- Task description
Single out the lines of the material that contain "name" and copy them.
<<<<
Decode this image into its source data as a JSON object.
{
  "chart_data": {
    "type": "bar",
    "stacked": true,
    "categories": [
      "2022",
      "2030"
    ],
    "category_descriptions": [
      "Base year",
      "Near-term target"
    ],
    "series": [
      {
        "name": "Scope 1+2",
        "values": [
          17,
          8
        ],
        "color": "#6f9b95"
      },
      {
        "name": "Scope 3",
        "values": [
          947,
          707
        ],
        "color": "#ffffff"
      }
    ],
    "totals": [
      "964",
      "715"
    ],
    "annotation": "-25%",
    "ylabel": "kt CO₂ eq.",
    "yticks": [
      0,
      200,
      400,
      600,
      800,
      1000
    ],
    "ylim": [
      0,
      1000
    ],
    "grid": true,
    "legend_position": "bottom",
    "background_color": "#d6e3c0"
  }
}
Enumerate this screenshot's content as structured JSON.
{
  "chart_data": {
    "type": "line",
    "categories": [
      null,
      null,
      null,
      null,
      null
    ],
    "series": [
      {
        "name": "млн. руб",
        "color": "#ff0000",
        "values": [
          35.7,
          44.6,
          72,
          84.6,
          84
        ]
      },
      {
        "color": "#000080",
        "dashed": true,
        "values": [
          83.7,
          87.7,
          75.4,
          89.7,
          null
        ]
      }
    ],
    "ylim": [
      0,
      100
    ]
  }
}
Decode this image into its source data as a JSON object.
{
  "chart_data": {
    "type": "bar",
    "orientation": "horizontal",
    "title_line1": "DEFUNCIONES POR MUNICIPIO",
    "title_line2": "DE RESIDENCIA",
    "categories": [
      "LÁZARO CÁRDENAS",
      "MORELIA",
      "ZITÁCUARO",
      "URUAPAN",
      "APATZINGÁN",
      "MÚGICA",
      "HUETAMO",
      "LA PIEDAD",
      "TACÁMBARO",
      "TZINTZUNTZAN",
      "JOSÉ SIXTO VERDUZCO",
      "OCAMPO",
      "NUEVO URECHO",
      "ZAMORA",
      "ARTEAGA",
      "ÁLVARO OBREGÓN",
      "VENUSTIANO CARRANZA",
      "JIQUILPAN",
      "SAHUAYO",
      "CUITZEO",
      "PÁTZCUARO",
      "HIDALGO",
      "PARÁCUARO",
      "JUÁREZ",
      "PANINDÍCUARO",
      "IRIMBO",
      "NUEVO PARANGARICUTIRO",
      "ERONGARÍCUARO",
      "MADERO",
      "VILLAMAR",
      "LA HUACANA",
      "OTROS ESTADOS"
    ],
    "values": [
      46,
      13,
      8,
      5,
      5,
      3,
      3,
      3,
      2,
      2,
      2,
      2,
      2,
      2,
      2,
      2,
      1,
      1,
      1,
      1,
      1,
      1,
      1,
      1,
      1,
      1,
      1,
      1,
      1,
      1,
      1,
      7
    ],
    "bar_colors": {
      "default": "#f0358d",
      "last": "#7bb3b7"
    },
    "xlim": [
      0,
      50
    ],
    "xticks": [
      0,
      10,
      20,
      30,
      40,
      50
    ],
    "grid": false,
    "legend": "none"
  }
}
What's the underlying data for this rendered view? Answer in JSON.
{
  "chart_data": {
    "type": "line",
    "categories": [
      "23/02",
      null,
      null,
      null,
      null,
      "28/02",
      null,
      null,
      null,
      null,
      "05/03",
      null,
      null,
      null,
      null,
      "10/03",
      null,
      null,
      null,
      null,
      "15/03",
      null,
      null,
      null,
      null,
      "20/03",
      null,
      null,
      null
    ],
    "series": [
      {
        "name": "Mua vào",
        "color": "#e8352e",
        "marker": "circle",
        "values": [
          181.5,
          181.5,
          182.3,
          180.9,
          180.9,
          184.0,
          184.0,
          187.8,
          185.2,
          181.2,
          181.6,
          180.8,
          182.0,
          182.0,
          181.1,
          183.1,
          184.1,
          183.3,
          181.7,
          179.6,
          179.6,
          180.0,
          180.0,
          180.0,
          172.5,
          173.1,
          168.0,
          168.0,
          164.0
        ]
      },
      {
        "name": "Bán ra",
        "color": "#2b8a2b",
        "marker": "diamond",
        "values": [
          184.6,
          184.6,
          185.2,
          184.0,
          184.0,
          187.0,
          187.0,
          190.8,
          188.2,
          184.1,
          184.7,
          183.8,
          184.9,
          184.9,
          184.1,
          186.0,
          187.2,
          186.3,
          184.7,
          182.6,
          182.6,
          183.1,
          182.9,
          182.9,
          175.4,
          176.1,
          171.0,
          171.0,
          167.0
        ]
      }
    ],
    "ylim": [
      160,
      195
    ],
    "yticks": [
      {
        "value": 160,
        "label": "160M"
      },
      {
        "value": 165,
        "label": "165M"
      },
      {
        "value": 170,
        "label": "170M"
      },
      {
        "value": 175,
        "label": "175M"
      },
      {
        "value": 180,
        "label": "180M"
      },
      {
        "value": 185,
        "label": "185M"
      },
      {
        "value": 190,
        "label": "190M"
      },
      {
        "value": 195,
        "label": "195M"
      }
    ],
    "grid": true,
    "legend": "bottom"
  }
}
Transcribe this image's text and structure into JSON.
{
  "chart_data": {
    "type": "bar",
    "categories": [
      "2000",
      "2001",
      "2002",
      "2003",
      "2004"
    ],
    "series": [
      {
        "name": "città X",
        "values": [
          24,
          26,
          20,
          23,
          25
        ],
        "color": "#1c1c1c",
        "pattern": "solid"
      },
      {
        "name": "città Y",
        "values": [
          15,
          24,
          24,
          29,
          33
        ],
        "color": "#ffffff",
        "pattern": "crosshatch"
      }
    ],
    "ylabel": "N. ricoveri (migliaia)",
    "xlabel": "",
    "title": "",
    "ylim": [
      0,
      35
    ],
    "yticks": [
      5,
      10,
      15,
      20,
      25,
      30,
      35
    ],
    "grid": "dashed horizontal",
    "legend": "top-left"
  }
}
>>>>
- Output below
        "name": "Scope 1+2",
        "name": "Scope 3",
        "name": "млн. руб",
        "name": "Mua vào",
        "name": "Bán ra",
        "name": "città X",
        "name": "città Y",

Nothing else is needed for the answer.